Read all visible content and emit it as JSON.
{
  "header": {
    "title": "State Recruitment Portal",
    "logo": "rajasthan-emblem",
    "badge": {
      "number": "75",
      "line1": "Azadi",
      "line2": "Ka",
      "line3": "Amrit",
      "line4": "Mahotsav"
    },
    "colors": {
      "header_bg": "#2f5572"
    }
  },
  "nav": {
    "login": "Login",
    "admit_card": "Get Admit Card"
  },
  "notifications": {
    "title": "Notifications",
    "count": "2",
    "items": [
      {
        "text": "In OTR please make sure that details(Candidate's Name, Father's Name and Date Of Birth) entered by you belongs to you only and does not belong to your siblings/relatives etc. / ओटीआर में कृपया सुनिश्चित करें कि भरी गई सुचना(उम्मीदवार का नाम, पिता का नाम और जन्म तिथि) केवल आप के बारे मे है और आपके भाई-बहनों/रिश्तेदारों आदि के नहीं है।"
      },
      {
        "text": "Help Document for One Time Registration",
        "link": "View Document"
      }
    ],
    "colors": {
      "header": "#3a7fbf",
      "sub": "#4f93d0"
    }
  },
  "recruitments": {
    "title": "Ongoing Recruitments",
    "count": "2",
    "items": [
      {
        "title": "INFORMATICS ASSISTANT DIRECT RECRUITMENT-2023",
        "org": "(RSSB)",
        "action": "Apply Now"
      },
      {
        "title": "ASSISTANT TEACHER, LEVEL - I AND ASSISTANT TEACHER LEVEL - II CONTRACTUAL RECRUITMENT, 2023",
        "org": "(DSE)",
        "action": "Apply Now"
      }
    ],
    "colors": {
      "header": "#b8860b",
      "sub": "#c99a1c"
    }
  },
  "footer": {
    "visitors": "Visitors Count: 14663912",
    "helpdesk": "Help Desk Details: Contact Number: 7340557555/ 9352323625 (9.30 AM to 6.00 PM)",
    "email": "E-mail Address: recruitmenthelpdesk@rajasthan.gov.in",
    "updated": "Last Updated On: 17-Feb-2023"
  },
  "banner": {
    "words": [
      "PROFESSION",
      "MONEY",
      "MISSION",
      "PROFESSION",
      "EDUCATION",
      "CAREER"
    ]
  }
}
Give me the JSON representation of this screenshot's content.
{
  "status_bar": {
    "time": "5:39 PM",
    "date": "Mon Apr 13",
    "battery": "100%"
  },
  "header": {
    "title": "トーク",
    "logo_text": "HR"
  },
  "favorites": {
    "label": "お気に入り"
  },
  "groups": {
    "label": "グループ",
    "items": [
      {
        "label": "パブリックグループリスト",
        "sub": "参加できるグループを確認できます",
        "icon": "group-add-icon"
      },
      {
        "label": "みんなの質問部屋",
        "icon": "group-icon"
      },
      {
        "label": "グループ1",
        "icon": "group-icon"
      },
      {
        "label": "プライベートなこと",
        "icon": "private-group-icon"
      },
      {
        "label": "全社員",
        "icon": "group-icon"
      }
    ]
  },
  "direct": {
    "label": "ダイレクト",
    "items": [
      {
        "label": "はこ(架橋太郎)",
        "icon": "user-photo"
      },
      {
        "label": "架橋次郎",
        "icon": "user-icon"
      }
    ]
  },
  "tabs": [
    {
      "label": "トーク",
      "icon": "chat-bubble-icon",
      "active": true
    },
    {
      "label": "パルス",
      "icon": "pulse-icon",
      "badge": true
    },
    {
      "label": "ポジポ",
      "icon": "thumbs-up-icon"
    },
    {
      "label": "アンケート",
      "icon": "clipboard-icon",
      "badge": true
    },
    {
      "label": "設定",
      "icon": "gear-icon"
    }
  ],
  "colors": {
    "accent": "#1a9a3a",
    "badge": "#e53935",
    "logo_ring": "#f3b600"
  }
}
-----
What you will do:
Word for word, quote the lines from the line containing "Give me the" through the end of the material, both included, and nothing else.

Solution to the exercise:
Give me the JSON representation of this screenshot's content.
{
  "status_bar": {
    "time": "5:39 PM",
    "date": "Mon Apr 13",
    "battery": "100%"
  },
  "header": {
    "title": "トーク",
    "logo_text": "HR"
  },
  "favorites": {
    "label": "お気に入り"
  },
  "groups": {
    "label": "グループ",
    "items": [
      {
        "label": "パブリックグループリスト",
        "sub": "参加できるグループを確認できます",
        "icon": "group-add-icon"
      },
      {
        "label": "みんなの質問部屋",
        "icon": "group-icon"
      },
      {
        "label": "グループ1",
        "icon": "group-icon"
      },
      {
        "label": "プライベートなこと",
        "icon": "private-group-icon"
      },
      {
        "label": "全社員",
        "icon": "group-icon"
      }
    ]
  },
  "direct": {
    "label": "ダイレクト",
    "items": [
      {
        "label": "はこ(架橋太郎)",
        "icon": "user-photo"
      },
      {
        "label": "架橋次郎",
        "icon": "user-icon"
      }
    ]
  },
  "tabs": [
    {
      "label": "トーク",
      "icon": "chat-bubble-icon",
      "active": true
    },
    {
      "label": "パルス",
      "icon": "pulse-icon",
      "badge": true
    },
    {
      "label": "ポジポ",
      "icon": "thumbs-up-icon"
    },
    {
      "label": "アンケート",
      "icon": "clipboard-icon",
      "badge": true
    },
    {
      "label": "設定",
      "icon": "gear-icon"
    }
  ],
  "colors": {
    "accent": "#1a9a3a",
    "badge": "#e53935",
    "logo_ring": "#f3b600"
  }
}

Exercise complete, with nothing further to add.